[Tugas Kamu]:
#1 Jawab pertanyaan berikut berdasarkan teks tentang kemenangan Tottenham:
(a) Berapa tahun Tottenham Hotspur tidak meraih gelar sebelum menjuarai Europa League 2025?
(b) Di stadion mana final itu dimainkan?
(c) Masa kejayaan tahun berapa yang disebut dalam postingan IG nostalgia?
#2 Tulis lanjutan teks tentang kemenangan Tottenham, dimulai sesudah kalimat terakhirnya.

[Kutipan Teks]:
────

Akhirnya, setelah 17 tahun puasa
gelar, Tottenham Hotspur bisa juga berbuka takjil berupa trofi Europa League
2025. Dan bukan sembarang kemenangan, karena mereka menundukkan tim yang konon
katanya “klub besar”, Manchester United.
Tapi semalam (22/5) di San Mames, yang besar
cuma beban dan ekspektasi mereka. Hasilnya? Son Heung-min dan Spurs berpesta,
sementara MU… adduh kah, mereka cuma
bisa nonton kembang api sambil ngitung kerugian finansial.
Tapi kita simpan dulu daging
nyinyirnya, mari mulai dari yang manis.
Son Heung-min. Si anak baik dari
Korea Selatan ini akhirnya dapet hadiah yang udah lama ditunggu. Bukan fanbase
baru, bukan follower TikTok nambah sejuta, tapi trofi beneran. Benni takanta.
Setelah bertahun-tahun cuma dapet gelar “pemain terbaik yang gak pernah juara”,
kini dia bisa berdiri gagah sebagai kapten Spurs yang ngangkat piala mayor
pertamanya di level klub.
Lupakan Gareth Bale dengan rambut
kuncirnya. Lupakan Harry Kane yang larinya mirip printer Epson, rapi tapi lelet
pas dibutuhin. Son adalah legenda sejati Spurs. Dia nggak lari ke klub besar
pas timnya lagi ngedrop. Dia stay. Loyal. Setia. Kayak mantan yang masih suka
ngucapin ulang tahun walau udah blokir-blokiran.
Dan semalam di San Mames? Itu bukan
sekadar pertandingan. Itu kayak episode terakhir drama Korea yang ending-nya
bikin nangis. Tangisan bahagia. Karena bukan cuma Son yang akhirnya dapat
piala, tapi Tottenham juga lepas dari status “klub kolektor almost”.
Sekarang, mari kita bicara soal tim
yang dilangkahi Son di final: Manchester United.
MU datang ke final bawa nama besar,
sejarah panjang, dan PR segunung. Tapi yang pulang? Cuma bawa laporan kerugian
dan mimpi yang hancur berkeping-keping. Final ini bukan cuma soal kalah trofi.
Ini badai sempurna buat mereka. Gagal juara, gagal masuk Liga Champions, dan
bahkan gak main di kompetisi Eropa musim depan. Gak ada Europa, gak ada
Conference. Yang ada cuma preseason tour dan postingan IG nostalgia masa
kejayaan 2008.

────

[Bahan]:
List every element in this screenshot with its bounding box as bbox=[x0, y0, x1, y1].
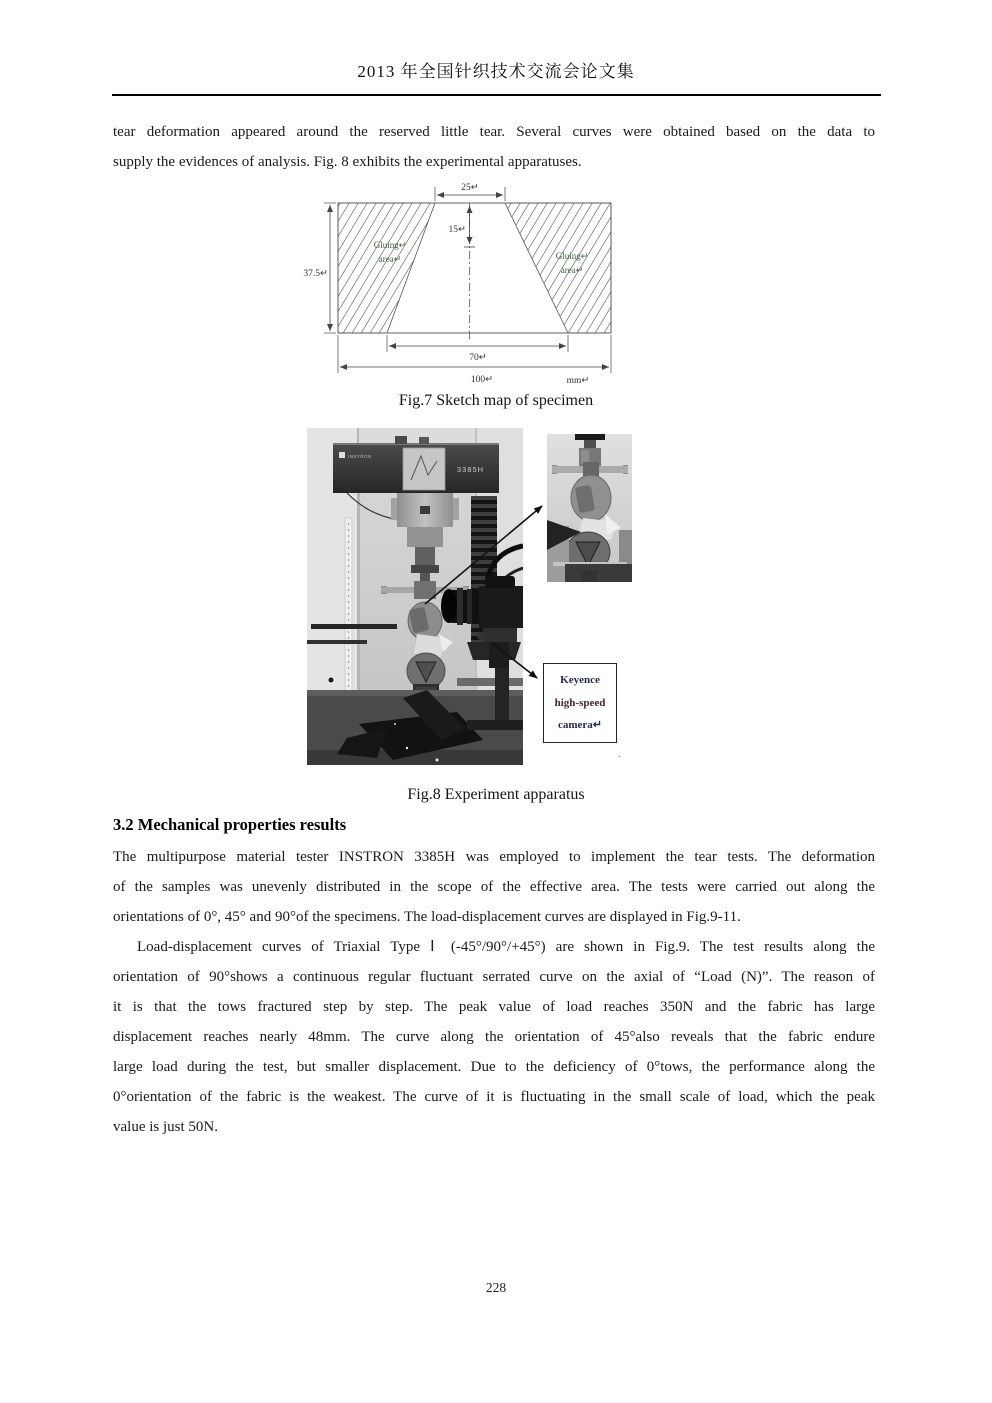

────

[Jawaban Latihan]:
#1
(a) 17 tahun
(b) San Mames
(c) 2008

#2
Menyadur ungkapan Randy kepada Sufyan,
“Sekarang MU itu tim yang punya “sejarah” besar, tapi gak punya “masa depan”. Ungkapan
itu hari ini makin tervalidasi. Sabar ya, Mas Rio. 🙁
Lantas apa lagi derita MU? Kata pakar
ekonomi olahraga, kehilangan Liga Champions tuh artinya hilang £100 juta. Itu setara
sama belanja skincare satu kota Seoul. Belum lagi sponsor yang mungkin bakal
ngomel dan ancam penalti karena target gak tercapai. Dan ya, siapa juga pemain
bintang yang masih kepengen gabung klub yang musim depan cuma bisa kasih
tontonan Premier League dan… highlight lama di yutub?
Son Heung-min secara gak langsung
udah menghancurkan musim MU, secara teknis dan finansial. Jadi kalau fans MU
bilang “Ah, cuma kalah satu pertandingan,” tolong dikoreksi: itu satu
pertandingan yang bikin klub mereka hilang piala, duit, dan mungkin beberapa
calon pemain incaran musim panas.
Sementara Son? Dia nggak cuma menang.
Dia menuntaskan perjalanan epik. Dari pemain sayap yang sering diremehkan jadi
kapten yang dikenang. Dari pelari lincah jadi pemimpin sejati. Dari “anak
baik” jadi tokoh utama drakor sepak bola yang akhirnya dapet ending
bahagia.
Jadi, mari kita angkat gelas (atau
botol teh pucuk atau MaduBaik) buat Son Heung-min. Pemain yang nggak cuma bikin
gol dan assist, tapi juga bikin sejarah. Legenda Spurs. Pemecah kutukan. Dan
sekarang, pencabut harapan terakhir Manchester United.
Chukahamnida, Son!
__
*Hans, penikmat bola dan Barcelona.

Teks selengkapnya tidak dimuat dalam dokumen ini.